— Start TASK DATA —

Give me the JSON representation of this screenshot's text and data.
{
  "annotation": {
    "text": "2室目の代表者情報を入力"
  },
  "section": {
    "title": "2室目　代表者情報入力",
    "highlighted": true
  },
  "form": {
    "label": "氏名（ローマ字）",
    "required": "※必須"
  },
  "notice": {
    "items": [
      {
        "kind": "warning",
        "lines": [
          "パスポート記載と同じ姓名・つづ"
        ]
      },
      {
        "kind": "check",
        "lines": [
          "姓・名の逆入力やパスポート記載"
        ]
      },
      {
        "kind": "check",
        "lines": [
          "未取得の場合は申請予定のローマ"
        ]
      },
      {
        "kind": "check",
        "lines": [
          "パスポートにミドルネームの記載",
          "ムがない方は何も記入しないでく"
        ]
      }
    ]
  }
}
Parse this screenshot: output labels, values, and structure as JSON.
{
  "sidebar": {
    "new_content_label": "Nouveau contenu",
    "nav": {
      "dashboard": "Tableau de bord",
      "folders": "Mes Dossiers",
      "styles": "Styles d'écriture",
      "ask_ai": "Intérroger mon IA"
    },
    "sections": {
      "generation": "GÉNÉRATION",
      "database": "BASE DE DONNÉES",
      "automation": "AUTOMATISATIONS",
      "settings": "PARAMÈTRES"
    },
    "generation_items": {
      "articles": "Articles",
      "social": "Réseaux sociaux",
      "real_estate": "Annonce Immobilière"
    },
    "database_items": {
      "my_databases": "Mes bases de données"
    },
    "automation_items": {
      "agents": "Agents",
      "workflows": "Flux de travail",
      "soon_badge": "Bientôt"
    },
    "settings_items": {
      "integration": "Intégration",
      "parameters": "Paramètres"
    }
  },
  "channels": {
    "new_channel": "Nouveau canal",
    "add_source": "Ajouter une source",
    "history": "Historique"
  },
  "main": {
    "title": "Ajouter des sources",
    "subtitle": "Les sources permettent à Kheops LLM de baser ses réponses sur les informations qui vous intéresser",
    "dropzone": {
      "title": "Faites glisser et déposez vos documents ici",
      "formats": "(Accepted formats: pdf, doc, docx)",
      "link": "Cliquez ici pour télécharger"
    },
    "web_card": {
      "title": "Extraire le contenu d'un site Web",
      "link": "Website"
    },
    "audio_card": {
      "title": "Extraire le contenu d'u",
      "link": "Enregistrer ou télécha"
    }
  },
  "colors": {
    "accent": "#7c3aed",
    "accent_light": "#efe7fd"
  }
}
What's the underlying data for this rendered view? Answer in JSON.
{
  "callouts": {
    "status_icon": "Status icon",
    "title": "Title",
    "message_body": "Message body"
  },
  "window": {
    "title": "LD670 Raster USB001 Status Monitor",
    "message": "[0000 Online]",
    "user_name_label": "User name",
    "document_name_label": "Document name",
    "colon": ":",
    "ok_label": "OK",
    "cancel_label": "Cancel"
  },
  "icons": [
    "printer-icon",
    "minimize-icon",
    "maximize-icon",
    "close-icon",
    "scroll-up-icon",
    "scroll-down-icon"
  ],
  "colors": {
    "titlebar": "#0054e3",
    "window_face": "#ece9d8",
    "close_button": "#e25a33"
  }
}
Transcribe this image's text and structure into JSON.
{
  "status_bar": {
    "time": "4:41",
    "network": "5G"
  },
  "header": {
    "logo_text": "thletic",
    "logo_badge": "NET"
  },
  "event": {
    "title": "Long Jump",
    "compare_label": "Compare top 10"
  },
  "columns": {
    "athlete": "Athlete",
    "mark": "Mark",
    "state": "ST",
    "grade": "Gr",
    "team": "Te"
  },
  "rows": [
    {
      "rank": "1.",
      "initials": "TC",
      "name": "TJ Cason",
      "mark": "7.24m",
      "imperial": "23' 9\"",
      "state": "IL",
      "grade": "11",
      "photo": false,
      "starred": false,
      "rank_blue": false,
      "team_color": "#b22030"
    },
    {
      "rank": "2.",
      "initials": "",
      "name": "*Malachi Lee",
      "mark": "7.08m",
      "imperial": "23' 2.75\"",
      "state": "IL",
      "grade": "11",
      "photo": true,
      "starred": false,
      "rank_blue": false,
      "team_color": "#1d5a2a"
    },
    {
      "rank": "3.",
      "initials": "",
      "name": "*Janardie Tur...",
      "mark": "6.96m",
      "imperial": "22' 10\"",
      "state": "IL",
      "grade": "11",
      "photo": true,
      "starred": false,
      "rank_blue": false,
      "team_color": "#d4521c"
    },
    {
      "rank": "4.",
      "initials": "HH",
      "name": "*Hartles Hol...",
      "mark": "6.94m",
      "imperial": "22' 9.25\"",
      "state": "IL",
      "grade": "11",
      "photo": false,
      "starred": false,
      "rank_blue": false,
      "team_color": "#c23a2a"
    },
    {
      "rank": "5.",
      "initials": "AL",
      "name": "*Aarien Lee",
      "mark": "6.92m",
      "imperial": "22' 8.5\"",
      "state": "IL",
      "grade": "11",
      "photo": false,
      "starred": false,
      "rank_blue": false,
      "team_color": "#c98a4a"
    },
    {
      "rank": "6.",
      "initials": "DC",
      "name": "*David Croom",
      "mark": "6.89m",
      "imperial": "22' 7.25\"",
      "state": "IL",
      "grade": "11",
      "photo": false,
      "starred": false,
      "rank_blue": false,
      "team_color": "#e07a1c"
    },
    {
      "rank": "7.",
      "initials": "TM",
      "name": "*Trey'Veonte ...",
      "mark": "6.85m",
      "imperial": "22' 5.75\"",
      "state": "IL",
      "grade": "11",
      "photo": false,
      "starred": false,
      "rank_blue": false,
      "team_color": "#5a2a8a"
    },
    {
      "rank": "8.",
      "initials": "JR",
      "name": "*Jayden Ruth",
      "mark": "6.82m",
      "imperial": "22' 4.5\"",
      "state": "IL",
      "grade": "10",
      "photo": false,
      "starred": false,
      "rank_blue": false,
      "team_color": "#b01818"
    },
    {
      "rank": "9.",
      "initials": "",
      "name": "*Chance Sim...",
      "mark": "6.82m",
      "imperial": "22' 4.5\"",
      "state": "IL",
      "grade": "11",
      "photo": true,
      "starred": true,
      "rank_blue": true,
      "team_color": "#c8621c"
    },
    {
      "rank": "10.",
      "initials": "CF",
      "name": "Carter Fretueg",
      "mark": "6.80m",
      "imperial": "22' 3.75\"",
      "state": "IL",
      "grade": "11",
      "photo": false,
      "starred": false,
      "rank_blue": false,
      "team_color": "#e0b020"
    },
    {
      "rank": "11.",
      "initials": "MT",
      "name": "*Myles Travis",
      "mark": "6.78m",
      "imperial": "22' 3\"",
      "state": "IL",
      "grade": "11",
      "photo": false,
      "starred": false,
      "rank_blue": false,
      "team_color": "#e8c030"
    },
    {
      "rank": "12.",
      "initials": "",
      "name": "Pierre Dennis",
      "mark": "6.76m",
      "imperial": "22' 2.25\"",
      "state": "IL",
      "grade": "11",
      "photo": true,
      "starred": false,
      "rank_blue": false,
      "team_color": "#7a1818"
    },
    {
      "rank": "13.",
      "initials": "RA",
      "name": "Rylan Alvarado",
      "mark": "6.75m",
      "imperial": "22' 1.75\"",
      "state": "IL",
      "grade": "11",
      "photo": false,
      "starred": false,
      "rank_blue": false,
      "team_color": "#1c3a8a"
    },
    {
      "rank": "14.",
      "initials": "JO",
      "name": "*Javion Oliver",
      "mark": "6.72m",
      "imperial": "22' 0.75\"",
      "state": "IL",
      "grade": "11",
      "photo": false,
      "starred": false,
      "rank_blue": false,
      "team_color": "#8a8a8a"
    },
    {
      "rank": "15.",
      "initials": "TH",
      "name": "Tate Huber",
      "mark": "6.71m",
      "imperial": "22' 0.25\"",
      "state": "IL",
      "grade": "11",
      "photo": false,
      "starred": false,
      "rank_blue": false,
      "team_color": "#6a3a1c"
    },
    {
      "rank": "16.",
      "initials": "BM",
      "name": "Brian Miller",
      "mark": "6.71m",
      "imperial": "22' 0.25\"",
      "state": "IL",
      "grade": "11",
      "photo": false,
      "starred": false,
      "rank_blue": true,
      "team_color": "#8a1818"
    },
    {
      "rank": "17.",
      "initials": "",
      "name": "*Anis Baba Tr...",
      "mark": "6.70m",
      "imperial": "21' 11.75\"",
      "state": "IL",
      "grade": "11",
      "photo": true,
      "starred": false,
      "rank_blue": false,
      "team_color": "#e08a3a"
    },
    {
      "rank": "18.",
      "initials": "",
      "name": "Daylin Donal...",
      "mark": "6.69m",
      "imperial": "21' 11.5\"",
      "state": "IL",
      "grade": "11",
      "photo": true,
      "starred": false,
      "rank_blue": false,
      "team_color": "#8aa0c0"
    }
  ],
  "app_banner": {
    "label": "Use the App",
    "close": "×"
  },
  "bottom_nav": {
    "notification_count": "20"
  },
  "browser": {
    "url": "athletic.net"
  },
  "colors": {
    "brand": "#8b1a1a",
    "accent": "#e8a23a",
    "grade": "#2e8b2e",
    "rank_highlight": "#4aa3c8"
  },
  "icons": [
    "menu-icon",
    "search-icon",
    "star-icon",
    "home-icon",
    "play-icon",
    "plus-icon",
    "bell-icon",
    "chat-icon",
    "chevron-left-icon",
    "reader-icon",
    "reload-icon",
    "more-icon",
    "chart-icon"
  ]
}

— End TASK DATA —

Locate the lines above that contain "structure" and copy them.

Parse this screenshot: output labels, values, and structure as JSON.
Transcribe this image's text and structure into JSON.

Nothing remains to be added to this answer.